Direction ::
Lines containing the word "name" should be extracted in full.

Dataset items:
-----

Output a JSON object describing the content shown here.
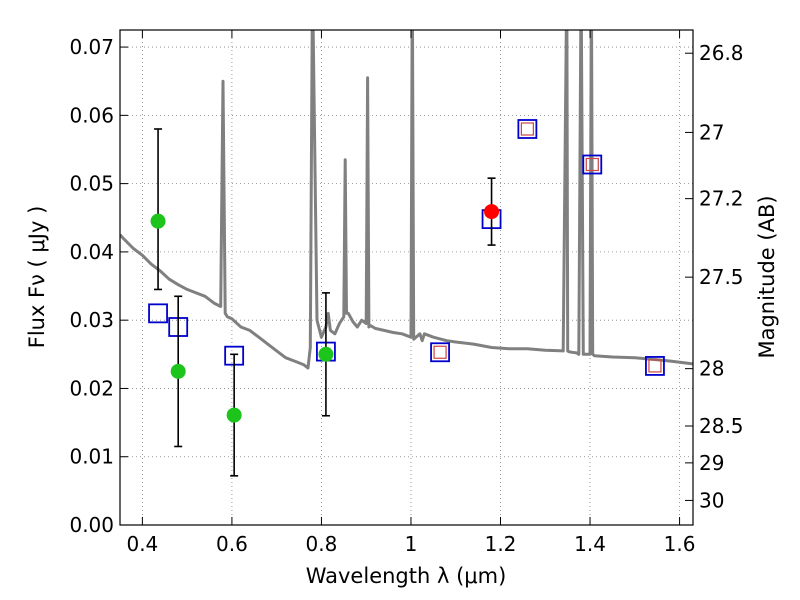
{
  "chart_data": {
    "type": "scatter",
    "xlabel": "Wavelength  λ (μm)",
    "ylabel": "Flux  Fν ( μJy )",
    "y2label": "Magnitude (AB)",
    "xlim": [
      0.35,
      1.63
    ],
    "ylim": [
      0.0,
      0.0725
    ],
    "grid": true,
    "x_ticks": [
      0.4,
      0.6,
      0.8,
      1.0,
      1.2,
      1.4,
      1.6
    ],
    "x_tick_labels": [
      "0.4",
      "0.6",
      "0.8",
      "1",
      "1.2",
      "1.4",
      "1.6"
    ],
    "y_ticks": [
      0.0,
      0.01,
      0.02,
      0.03,
      0.04,
      0.05,
      0.06,
      0.07
    ],
    "y_tick_labels": [
      "0.00",
      "0.01",
      "0.02",
      "0.03",
      "0.04",
      "0.05",
      "0.06",
      "0.07"
    ],
    "mag_ticks": [
      {
        "flux": 0.0691,
        "label": "26.8"
      },
      {
        "flux": 0.0575,
        "label": "27"
      },
      {
        "flux": 0.0478,
        "label": "27.2"
      },
      {
        "flux": 0.0363,
        "label": "27.5"
      },
      {
        "flux": 0.0229,
        "label": "28"
      },
      {
        "flux": 0.0145,
        "label": "28.5"
      },
      {
        "flux": 0.0091,
        "label": "29"
      },
      {
        "flux": 0.0036,
        "label": "30"
      }
    ],
    "colors": {
      "sed": "#808080",
      "observed": "#1cc41c",
      "detected": "#ff0000",
      "model_box": "#0000cc",
      "model_box_inner": "#cc4444",
      "errorbar": "#000000",
      "grid": "#808080"
    },
    "series": [
      {
        "name": "Model SED",
        "kind": "line",
        "x": [
          0.35,
          0.36,
          0.38,
          0.4,
          0.42,
          0.44,
          0.46,
          0.48,
          0.5,
          0.52,
          0.54,
          0.56,
          0.575,
          0.58,
          0.585,
          0.59,
          0.6,
          0.62,
          0.64,
          0.66,
          0.68,
          0.7,
          0.72,
          0.74,
          0.76,
          0.77,
          0.775,
          0.78,
          0.79,
          0.8,
          0.81,
          0.815,
          0.82,
          0.83,
          0.84,
          0.85,
          0.853,
          0.856,
          0.86,
          0.87,
          0.88,
          0.89,
          0.9,
          0.903,
          0.906,
          0.91,
          0.92,
          0.94,
          0.96,
          0.98,
          1.0,
          1.003,
          1.006,
          1.02,
          1.025,
          1.03,
          1.05,
          1.08,
          1.1,
          1.14,
          1.18,
          1.22,
          1.26,
          1.3,
          1.34,
          1.348,
          1.35,
          1.352,
          1.36,
          1.37,
          1.375,
          1.38,
          1.385,
          1.39,
          1.4,
          1.403,
          1.406,
          1.41,
          1.45,
          1.5,
          1.55,
          1.58,
          1.63
        ],
        "y": [
          0.0425,
          0.0418,
          0.0405,
          0.0395,
          0.0382,
          0.0372,
          0.036,
          0.0352,
          0.0345,
          0.034,
          0.0335,
          0.0325,
          0.032,
          0.065,
          0.031,
          0.0305,
          0.0302,
          0.029,
          0.0285,
          0.0275,
          0.0265,
          0.0255,
          0.0245,
          0.024,
          0.0235,
          0.023,
          0.026,
          0.08,
          0.03,
          0.0275,
          0.029,
          0.031,
          0.0285,
          0.028,
          0.0295,
          0.0305,
          0.0535,
          0.031,
          0.031,
          0.0298,
          0.029,
          0.03,
          0.0295,
          0.0655,
          0.029,
          0.0292,
          0.0288,
          0.0285,
          0.0282,
          0.028,
          0.0275,
          0.08,
          0.0272,
          0.028,
          0.027,
          0.028,
          0.0275,
          0.027,
          0.0268,
          0.0265,
          0.026,
          0.0258,
          0.0258,
          0.0256,
          0.0255,
          0.08,
          0.0255,
          0.0254,
          0.0253,
          0.0252,
          0.025,
          0.08,
          0.025,
          0.025,
          0.025,
          0.08,
          0.025,
          0.0248,
          0.0246,
          0.0245,
          0.0242,
          0.024,
          0.0236
        ]
      },
      {
        "name": "Observed photometry",
        "kind": "points",
        "x": [
          0.435,
          0.48,
          0.605,
          0.81
        ],
        "y": [
          0.0445,
          0.0225,
          0.0161,
          0.025
        ],
        "yerr_low": [
          0.0345,
          0.0115,
          0.0072,
          0.016
        ],
        "yerr_high": [
          0.058,
          0.0335,
          0.025,
          0.034
        ]
      },
      {
        "name": "Detection",
        "kind": "points",
        "x": [
          1.18
        ],
        "y": [
          0.0459
        ],
        "yerr_low": [
          0.041
        ],
        "yerr_high": [
          0.0508
        ]
      },
      {
        "name": "Model photometry",
        "kind": "squares",
        "x": [
          0.435,
          0.48,
          0.605,
          0.81,
          1.065,
          1.18,
          1.26,
          1.405,
          1.545
        ],
        "y": [
          0.031,
          0.029,
          0.0248,
          0.0254,
          0.0253,
          0.0448,
          0.058,
          0.0528,
          0.0233
        ],
        "inner": [
          false,
          false,
          false,
          false,
          true,
          false,
          true,
          true,
          true
        ]
      }
    ]
  }
}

-----

Complete output ::
        "name": "Model SED",
        "name": "Observed photometry",
        "name": "Detection",
        "name": "Model photometry",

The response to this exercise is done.